EXERCISE TASK: Where a line contains the word "Farben", copy that line.

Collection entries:
:::::

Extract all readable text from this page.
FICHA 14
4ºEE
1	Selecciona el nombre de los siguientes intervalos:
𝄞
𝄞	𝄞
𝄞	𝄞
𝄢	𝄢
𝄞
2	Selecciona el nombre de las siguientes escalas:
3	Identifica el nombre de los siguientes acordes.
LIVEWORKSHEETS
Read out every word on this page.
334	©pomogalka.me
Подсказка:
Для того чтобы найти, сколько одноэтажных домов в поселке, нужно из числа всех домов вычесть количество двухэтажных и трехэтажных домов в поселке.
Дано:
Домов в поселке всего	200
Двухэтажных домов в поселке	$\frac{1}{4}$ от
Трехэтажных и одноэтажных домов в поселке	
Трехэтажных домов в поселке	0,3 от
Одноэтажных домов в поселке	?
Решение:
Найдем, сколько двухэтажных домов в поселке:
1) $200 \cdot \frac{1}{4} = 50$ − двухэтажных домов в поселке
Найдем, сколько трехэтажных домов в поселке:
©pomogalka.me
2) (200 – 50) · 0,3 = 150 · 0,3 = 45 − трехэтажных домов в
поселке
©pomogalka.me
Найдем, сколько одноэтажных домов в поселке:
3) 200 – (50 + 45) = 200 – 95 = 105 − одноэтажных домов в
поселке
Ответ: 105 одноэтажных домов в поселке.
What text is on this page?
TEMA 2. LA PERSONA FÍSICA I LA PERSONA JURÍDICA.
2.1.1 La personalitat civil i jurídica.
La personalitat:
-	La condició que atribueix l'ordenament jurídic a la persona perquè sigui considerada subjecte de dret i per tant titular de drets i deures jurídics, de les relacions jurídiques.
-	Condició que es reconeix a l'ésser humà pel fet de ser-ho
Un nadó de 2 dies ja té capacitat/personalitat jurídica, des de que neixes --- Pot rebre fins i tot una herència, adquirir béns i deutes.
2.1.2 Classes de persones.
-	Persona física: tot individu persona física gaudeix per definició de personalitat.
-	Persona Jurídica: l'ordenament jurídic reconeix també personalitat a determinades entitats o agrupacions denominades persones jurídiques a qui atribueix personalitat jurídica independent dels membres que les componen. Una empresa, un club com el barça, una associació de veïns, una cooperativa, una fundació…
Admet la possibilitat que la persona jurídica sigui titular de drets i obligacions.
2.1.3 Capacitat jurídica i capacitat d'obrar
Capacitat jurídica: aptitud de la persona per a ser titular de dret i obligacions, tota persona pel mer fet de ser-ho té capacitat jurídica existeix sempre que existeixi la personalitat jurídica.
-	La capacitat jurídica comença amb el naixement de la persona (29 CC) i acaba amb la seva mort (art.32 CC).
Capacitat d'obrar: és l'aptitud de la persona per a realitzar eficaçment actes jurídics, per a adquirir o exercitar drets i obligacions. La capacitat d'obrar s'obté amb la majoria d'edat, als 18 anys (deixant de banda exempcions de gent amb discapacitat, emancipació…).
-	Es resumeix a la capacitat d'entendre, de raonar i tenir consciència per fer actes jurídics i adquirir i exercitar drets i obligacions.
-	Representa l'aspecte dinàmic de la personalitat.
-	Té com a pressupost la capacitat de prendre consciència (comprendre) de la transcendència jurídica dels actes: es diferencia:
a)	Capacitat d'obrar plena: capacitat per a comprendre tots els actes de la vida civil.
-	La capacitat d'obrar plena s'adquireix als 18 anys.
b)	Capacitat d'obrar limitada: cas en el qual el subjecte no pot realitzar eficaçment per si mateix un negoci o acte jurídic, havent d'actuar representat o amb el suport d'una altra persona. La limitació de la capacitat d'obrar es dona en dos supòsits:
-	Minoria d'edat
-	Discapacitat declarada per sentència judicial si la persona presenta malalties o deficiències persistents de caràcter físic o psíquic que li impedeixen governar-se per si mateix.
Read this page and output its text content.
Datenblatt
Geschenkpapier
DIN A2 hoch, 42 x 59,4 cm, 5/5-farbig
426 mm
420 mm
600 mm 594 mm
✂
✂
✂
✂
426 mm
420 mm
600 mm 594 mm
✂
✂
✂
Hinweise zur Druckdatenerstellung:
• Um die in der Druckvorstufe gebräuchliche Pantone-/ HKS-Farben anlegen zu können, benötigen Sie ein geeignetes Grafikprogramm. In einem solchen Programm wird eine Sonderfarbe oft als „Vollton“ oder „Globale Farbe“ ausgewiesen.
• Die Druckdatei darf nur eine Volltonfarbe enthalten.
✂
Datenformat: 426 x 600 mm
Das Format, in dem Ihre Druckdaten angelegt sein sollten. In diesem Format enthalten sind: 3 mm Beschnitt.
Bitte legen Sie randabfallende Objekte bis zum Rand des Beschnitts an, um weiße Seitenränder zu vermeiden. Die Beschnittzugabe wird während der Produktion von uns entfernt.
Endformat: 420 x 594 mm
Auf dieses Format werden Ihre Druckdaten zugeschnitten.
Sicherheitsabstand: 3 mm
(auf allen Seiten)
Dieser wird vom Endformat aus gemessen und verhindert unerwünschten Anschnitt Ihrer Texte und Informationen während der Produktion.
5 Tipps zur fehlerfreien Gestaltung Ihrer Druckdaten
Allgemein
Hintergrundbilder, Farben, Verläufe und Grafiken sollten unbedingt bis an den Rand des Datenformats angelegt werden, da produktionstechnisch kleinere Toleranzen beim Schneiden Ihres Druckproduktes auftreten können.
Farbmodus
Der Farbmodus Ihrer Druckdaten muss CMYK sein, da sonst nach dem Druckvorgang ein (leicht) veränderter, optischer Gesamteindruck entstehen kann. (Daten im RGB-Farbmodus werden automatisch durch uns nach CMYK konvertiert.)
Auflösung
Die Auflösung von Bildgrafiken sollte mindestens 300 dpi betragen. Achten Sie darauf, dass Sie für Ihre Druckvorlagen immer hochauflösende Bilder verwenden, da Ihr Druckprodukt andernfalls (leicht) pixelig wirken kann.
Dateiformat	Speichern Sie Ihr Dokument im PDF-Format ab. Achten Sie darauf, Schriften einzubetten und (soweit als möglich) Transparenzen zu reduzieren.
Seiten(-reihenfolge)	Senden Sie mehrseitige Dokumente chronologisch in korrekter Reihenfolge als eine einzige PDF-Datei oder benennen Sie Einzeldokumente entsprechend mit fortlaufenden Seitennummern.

:::::

SOLUTION TO THE EXERCISE:
• Um die in der Druckvorstufe gebräuchliche Pantone-/ HKS-Farben anlegen zu können, benötigen Sie ein geeignetes Grafikprogramm. In einem solchen Programm wird eine Sonderfarbe oft als „Vollton“ oder „Globale Farbe“ ausgewiesen.
Hintergrundbilder, Farben, Verläufe und Grafiken sollten unbedingt bis an den Rand des Datenformats angelegt werden, da produktionstechnisch kleinere Toleranzen beim Schneiden Ihres Druckproduktes auftreten können.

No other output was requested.